• **Given information**:
------------------------------------------------

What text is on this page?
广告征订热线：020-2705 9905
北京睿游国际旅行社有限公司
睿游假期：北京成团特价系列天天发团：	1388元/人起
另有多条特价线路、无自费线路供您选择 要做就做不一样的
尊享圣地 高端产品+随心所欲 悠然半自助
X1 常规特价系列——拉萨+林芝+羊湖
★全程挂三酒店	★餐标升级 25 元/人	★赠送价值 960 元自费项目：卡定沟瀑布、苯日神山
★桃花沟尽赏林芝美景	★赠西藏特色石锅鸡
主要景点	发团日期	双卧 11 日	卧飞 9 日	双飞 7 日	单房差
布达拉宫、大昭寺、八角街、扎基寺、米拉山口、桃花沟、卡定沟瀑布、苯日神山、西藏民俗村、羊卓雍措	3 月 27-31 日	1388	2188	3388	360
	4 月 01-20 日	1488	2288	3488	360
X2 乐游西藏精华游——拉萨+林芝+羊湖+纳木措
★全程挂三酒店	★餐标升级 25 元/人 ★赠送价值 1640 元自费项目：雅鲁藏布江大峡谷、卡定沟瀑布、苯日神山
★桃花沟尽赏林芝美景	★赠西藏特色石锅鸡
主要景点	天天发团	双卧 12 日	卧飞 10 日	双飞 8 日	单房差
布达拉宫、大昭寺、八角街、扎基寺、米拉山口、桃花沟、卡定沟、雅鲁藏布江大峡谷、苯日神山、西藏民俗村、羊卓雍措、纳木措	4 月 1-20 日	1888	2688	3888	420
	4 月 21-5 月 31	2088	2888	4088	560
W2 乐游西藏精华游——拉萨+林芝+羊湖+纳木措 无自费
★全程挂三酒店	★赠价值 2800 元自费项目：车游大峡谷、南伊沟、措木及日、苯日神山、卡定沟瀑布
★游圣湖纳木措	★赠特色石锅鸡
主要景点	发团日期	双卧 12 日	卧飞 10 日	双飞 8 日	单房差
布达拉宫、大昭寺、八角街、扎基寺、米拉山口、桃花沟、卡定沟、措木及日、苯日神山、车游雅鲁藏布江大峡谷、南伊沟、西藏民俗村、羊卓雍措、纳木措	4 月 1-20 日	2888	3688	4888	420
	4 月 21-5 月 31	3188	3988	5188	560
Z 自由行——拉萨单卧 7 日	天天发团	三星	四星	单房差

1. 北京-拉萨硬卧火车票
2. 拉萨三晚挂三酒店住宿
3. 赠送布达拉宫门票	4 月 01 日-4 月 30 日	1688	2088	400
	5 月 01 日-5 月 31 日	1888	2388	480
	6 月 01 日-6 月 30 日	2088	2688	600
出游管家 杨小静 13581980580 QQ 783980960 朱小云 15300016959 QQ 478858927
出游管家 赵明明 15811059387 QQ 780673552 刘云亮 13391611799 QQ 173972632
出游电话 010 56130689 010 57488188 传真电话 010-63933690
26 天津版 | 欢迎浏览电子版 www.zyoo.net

------------------------------------------------

Search the entries for "主要景点" and copy out each line that has it.

• **Solution for this exercise**:
主要景点	发团日期	双卧 11 日	卧飞 9 日	双飞 7 日	单房差
主要景点	天天发团	双卧 12 日	卧飞 10 日	双飞 8 日	单房差
主要景点	发团日期	双卧 12 日	卧飞 10 日	双飞 8 日	单房差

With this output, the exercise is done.